* _WHAT NEEDS TO BE DONE_: Each line of the listing that contains the word "index" is to be copied.

===== SUPPLIED DATA =====

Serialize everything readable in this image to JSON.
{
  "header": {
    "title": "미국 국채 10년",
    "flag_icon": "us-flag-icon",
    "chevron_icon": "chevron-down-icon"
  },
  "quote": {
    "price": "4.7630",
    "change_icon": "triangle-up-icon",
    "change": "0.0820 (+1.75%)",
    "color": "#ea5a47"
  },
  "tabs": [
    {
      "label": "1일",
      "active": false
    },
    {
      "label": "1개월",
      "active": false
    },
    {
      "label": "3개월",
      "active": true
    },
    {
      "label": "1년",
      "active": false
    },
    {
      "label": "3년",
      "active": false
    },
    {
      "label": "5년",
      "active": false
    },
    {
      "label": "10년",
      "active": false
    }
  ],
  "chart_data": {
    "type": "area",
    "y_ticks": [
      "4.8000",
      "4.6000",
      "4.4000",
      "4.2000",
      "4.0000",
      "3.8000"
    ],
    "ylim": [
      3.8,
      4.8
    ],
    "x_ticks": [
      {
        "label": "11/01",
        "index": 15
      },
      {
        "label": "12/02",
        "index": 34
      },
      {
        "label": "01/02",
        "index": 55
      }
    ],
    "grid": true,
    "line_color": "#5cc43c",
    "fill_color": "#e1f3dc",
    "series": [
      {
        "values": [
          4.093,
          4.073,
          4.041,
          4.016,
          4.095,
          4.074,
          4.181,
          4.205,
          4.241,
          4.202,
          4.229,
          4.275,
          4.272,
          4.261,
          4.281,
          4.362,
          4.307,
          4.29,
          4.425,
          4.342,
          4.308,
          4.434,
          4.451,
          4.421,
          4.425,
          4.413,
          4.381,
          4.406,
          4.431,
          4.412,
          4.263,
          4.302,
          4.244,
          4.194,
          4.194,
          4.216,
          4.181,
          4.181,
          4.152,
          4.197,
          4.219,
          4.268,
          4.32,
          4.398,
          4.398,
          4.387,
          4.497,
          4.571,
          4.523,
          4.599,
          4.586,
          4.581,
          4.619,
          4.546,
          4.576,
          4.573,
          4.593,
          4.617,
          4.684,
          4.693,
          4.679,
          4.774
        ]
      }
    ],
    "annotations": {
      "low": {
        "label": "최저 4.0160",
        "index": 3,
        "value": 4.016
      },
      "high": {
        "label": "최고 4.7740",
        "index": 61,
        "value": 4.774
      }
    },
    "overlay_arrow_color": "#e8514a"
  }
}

=====

* _ANSWER TO THIS PROBLEM_:
        "index": 15
        "index": 34
        "index": 55
        "index": 3,
        "index": 61,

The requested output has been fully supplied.